_EXERCISE GOAL_:
Below are some records: retype them all exactly, but not the pictures.

* START *

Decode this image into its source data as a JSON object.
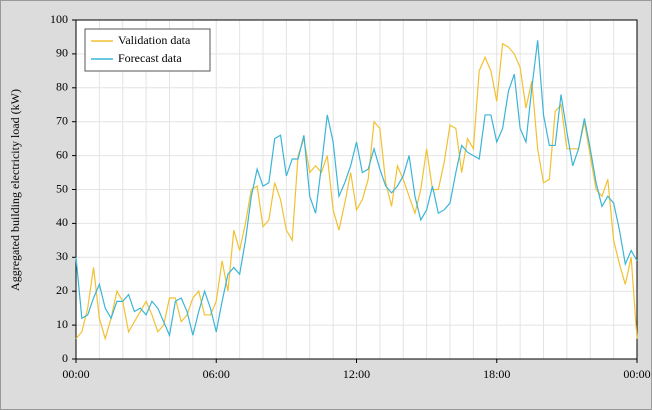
{
  "chart_data": {
    "type": "line",
    "y_label": "Aggregated building electricity load (kW)",
    "x": [
      0,
      0.25,
      0.5,
      0.75,
      1,
      1.25,
      1.5,
      1.75,
      2,
      2.25,
      2.5,
      2.75,
      3,
      3.25,
      3.5,
      3.75,
      4,
      4.25,
      4.5,
      4.75,
      5,
      5.25,
      5.5,
      5.75,
      6,
      6.25,
      6.5,
      6.75,
      7,
      7.25,
      7.5,
      7.75,
      8,
      8.25,
      8.5,
      8.75,
      9,
      9.25,
      9.5,
      9.75,
      10,
      10.25,
      10.5,
      10.75,
      11,
      11.25,
      11.5,
      11.75,
      12,
      12.25,
      12.5,
      12.75,
      13,
      13.25,
      13.5,
      13.75,
      14,
      14.25,
      14.5,
      14.75,
      15,
      15.25,
      15.5,
      15.75,
      16,
      16.25,
      16.5,
      16.75,
      17,
      17.25,
      17.5,
      17.75,
      18,
      18.25,
      18.5,
      18.75,
      19,
      19.25,
      19.5,
      19.75,
      20,
      20.25,
      20.5,
      20.75,
      21,
      21.25,
      21.5,
      21.75,
      22,
      22.25,
      22.5,
      22.75,
      23,
      23.25,
      23.5,
      23.75,
      24
    ],
    "series": [
      {
        "name": "Validation data",
        "color": "#f2c132",
        "values": [
          6,
          8,
          15,
          27,
          12,
          6,
          12,
          20,
          17,
          8,
          11,
          14,
          17,
          13,
          8,
          10,
          18,
          18,
          11,
          13,
          18,
          20,
          13,
          13,
          17,
          29,
          20,
          38,
          32,
          40,
          50,
          51,
          39,
          41,
          52,
          47,
          38,
          35,
          60,
          65,
          55,
          57,
          55,
          60,
          44,
          38,
          46,
          55,
          44,
          47,
          53,
          70,
          68,
          52,
          45,
          57,
          53,
          48,
          43,
          50,
          62,
          50,
          50,
          58,
          69,
          68,
          55,
          65,
          62,
          85,
          89,
          85,
          76,
          93,
          92,
          90,
          86,
          74,
          82,
          62,
          52,
          53,
          73,
          75,
          62,
          62,
          62,
          70,
          60,
          50,
          48,
          53,
          35,
          28,
          22,
          30,
          6
        ]
      },
      {
        "name": "Forecast data",
        "color": "#3ab5d8",
        "values": [
          30,
          12,
          13,
          18,
          22,
          15,
          12,
          17,
          17,
          19,
          14,
          15,
          13,
          17,
          15,
          11,
          7,
          17,
          18,
          14,
          7,
          14,
          20,
          15,
          8,
          17,
          25,
          27,
          25,
          35,
          48,
          56,
          51,
          52,
          65,
          66,
          54,
          59,
          59,
          66,
          48,
          43,
          57,
          72,
          64,
          48,
          52,
          57,
          64,
          55,
          56,
          62,
          56,
          51,
          49,
          51,
          54,
          60,
          48,
          41,
          44,
          51,
          43,
          44,
          46,
          55,
          63,
          61,
          60,
          59,
          72,
          72,
          64,
          68,
          79,
          84,
          68,
          64,
          80,
          94,
          72,
          63,
          63,
          78,
          67,
          57,
          62,
          71,
          62,
          52,
          45,
          48,
          46,
          38,
          28,
          32,
          29
        ]
      }
    ],
    "xlim": [
      0,
      24
    ],
    "xticks": [
      {
        "value": 0,
        "label": "00:00"
      },
      {
        "value": 6,
        "label": "06:00"
      },
      {
        "value": 12,
        "label": "12:00"
      },
      {
        "value": 18,
        "label": "18:00"
      },
      {
        "value": 24,
        "label": "00:00"
      }
    ],
    "x_minor_ticks": [
      0,
      1,
      2,
      3,
      4,
      5,
      6,
      7,
      8,
      9,
      10,
      11,
      12,
      13,
      14,
      15,
      16,
      17,
      18,
      19,
      20,
      21,
      22,
      23,
      24
    ],
    "ylim": [
      0,
      100
    ],
    "yticks": [
      0,
      10,
      20,
      30,
      40,
      50,
      60,
      70,
      80,
      90,
      100
    ],
    "grid": true,
    "legend": "upper-left"
  }
}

* END *

_TASK SOLUTION_:
Decode this image into its source data as a JSON object.
{
  "chart_data": {
    "type": "line",
    "y_label": "Aggregated building electricity load (kW)",
    "x": [
      0,
      0.25,
      0.5,
      0.75,
      1,
      1.25,
      1.5,
      1.75,
      2,
      2.25,
      2.5,
      2.75,
      3,
      3.25,
      3.5,
      3.75,
      4,
      4.25,
      4.5,
      4.75,
      5,
      5.25,
      5.5,
      5.75,
      6,
      6.25,
      6.5,
      6.75,
      7,
      7.25,
      7.5,
      7.75,
      8,
      8.25,
      8.5,
      8.75,
      9,
      9.25,
      9.5,
      9.75,
      10,
      10.25,
      10.5,
      10.75,
      11,
      11.25,
      11.5,
      11.75,
      12,
      12.25,
      12.5,
      12.75,
      13,
      13.25,
      13.5,
      13.75,
      14,
      14.25,
      14.5,
      14.75,
      15,
      15.25,
      15.5,
      15.75,
      16,
      16.25,
      16.5,
      16.75,
      17,
      17.25,
      17.5,
      17.75,
      18,
      18.25,
      18.5,
      18.75,
      19,
      19.25,
      19.5,
      19.75,
      20,
      20.25,
      20.5,
      20.75,
      21,
      21.25,
      21.5,
      21.75,
      22,
      22.25,
      22.5,
      22.75,
      23,
      23.25,
      23.5,
      23.75,
      24
    ],
    "series": [
      {
        "name": "Validation data",
        "color": "#f2c132",
        "values": [
          6,
          8,
          15,
          27,
          12,
          6,
          12,
          20,
          17,
          8,
          11,
          14,
          17,
          13,
          8,
          10,
          18,
          18,
          11,
          13,
          18,
          20,
          13,
          13,
          17,
          29,
          20,
          38,
          32,
          40,
          50,
          51,
          39,
          41,
          52,
          47,
          38,
          35,
          60,
          65,
          55,
          57,
          55,
          60,
          44,
          38,
          46,
          55,
          44,
          47,
          53,
          70,
          68,
          52,
          45,
          57,
          53,
          48,
          43,
          50,
          62,
          50,
          50,
          58,
          69,
          68,
          55,
          65,
          62,
          85,
          89,
          85,
          76,
          93,
          92,
          90,
          86,
          74,
          82,
          62,
          52,
          53,
          73,
          75,
          62,
          62,
          62,
          70,
          60,
          50,
          48,
          53,
          35,
          28,
          22,
          30,
          6
        ]
      },
      {
        "name": "Forecast data",
        "color": "#3ab5d8",
        "values": [
          30,
          12,
          13,
          18,
          22,
          15,
          12,
          17,
          17,
          19,
          14,
          15,
          13,
          17,
          15,
          11,
          7,
          17,
          18,
          14,
          7,
          14,
          20,
          15,
          8,
          17,
          25,
          27,
          25,
          35,
          48,
          56,
          51,
          52,
          65,
          66,
          54,
          59,
          59,
          66,
          48,
          43,
          57,
          72,
          64,
          48,
          52,
          57,
          64,
          55,
          56,
          62,
          56,
          51,
          49,
          51,
          54,
          60,
          48,
          41,
          44,
          51,
          43,
          44,
          46,
          55,
          63,
          61,
          60,
          59,
          72,
          72,
          64,
          68,
          79,
          84,
          68,
          64,
          80,
          94,
          72,
          63,
          63,
          78,
          67,
          57,
          62,
          71,
          62,
          52,
          45,
          48,
          46,
          38,
          28,
          32,
          29
        ]
      }
    ],
    "xlim": [
      0,
      24
    ],
    "xticks": [
      {
        "value": 0,
        "label": "00:00"
      },
      {
        "value": 6,
        "label": "06:00"
      },
      {
        "value": 12,
        "label": "12:00"
      },
      {
        "value": 18,
        "label": "18:00"
      },
      {
        "value": 24,
        "label": "00:00"
      }
    ],
    "x_minor_ticks": [
      0,
      1,
      2,
      3,
      4,
      5,
      6,
      7,
      8,
      9,
      10,
      11,
      12,
      13,
      14,
      15,
      16,
      17,
      18,
      19,
      20,
      21,
      22,
      23,
      24
    ],
    "ylim": [
      0,
      100
    ],
    "yticks": [
      0,
      10,
      20,
      30,
      40,
      50,
      60,
      70,
      80,
      90,
      100
    ],
    "grid": true,
    "legend": "upper-left"
  }
}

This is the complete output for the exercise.